___ LISTED RECORDS

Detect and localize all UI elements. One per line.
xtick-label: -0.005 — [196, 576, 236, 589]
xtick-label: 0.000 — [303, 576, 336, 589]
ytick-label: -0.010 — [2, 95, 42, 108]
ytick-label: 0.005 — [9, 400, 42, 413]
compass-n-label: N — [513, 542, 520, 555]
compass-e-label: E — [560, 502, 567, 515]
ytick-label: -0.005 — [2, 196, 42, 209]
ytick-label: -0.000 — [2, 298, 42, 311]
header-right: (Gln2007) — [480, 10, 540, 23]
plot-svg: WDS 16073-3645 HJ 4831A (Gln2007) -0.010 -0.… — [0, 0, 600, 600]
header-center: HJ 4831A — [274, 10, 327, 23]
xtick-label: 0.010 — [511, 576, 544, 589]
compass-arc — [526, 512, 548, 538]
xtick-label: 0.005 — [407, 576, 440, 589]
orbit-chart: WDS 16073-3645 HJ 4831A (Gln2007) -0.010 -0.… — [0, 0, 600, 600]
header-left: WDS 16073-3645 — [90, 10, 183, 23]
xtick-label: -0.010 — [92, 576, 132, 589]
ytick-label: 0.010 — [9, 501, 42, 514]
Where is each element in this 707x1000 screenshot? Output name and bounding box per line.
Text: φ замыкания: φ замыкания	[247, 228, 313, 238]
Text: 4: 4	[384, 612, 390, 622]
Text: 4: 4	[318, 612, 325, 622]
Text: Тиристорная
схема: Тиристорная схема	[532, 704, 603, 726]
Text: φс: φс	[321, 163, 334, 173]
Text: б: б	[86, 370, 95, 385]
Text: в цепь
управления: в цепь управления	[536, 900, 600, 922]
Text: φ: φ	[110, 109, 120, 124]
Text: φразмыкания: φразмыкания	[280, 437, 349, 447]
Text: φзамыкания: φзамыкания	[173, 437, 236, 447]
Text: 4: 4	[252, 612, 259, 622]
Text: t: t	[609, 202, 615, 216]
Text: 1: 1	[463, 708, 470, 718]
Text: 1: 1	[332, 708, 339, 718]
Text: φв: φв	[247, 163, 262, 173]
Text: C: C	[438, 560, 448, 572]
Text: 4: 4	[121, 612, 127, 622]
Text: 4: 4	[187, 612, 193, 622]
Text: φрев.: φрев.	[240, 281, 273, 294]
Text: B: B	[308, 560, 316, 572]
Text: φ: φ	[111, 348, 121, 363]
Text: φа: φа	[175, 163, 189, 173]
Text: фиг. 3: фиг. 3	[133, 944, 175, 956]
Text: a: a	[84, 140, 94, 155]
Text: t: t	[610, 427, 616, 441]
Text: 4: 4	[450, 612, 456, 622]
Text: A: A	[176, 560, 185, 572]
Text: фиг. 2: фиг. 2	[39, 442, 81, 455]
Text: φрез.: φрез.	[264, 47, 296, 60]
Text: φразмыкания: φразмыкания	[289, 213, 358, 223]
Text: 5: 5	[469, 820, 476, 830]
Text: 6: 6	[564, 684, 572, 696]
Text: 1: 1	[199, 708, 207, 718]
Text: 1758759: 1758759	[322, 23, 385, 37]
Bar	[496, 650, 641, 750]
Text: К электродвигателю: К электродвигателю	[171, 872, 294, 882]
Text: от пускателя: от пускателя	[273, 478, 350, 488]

______

→ REQUIREMENTS
Reproduce the listing word for word, from its first line down to and including the line that contains "163, 189, 173]".

→ THE OUTPUT
Detect and localize all UI elements. One per line.
xtick-label: -0.005 — [196, 576, 236, 589]
xtick-label: 0.000 — [303, 576, 336, 589]
ytick-label: -0.010 — [2, 95, 42, 108]
ytick-label: 0.005 — [9, 400, 42, 413]
compass-n-label: N — [513, 542, 520, 555]
compass-e-label: E — [560, 502, 567, 515]
ytick-label: -0.005 — [2, 196, 42, 209]
ytick-label: -0.000 — [2, 298, 42, 311]
header-right: (Gln2007) — [480, 10, 540, 23]
plot-svg: WDS 16073-3645 HJ 4831A (Gln2007) -0.010 -0.… — [0, 0, 600, 600]
header-center: HJ 4831A — [274, 10, 327, 23]
xtick-label: 0.010 — [511, 576, 544, 589]
compass-arc — [526, 512, 548, 538]
xtick-label: 0.005 — [407, 576, 440, 589]
orbit-chart: WDS 16073-3645 HJ 4831A (Gln2007) -0.010 -0.… — [0, 0, 600, 600]
header-left: WDS 16073-3645 — [90, 10, 183, 23]
xtick-label: -0.010 — [92, 576, 132, 589]
ytick-label: 0.010 — [9, 501, 42, 514]
Where is each element in this 707x1000 screenshot? Output name and bounding box per line.
Text: φ замыкания: φ замыкания	[247, 228, 313, 238]
Text: 4: 4	[384, 612, 390, 622]
Text: 4: 4	[318, 612, 325, 622]
Text: Тиристорная
схема: Тиристорная схема	[532, 704, 603, 726]
Text: φс: φс	[321, 163, 334, 173]
Text: б: б	[86, 370, 95, 385]
Text: в цепь
управления: в цепь управления	[536, 900, 600, 922]
Text: φ: φ	[110, 109, 120, 124]
Text: φразмыкания: φразмыкания	[280, 437, 349, 447]
Text: φзамыкания: φзамыкания	[173, 437, 236, 447]
Text: 4: 4	[252, 612, 259, 622]
Text: t: t	[609, 202, 615, 216]
Text: 1: 1	[463, 708, 470, 718]
Text: 1: 1	[332, 708, 339, 718]
Text: φв: φв	[247, 163, 262, 173]
Text: C: C	[438, 560, 448, 572]
Text: 4: 4	[121, 612, 127, 622]
Text: 4: 4	[187, 612, 193, 622]
Text: φрев.: φрев.	[240, 281, 273, 294]
Text: B: B	[308, 560, 316, 572]
Text: φ: φ	[111, 348, 121, 363]
Text: φа: φа	[175, 163, 189, 173]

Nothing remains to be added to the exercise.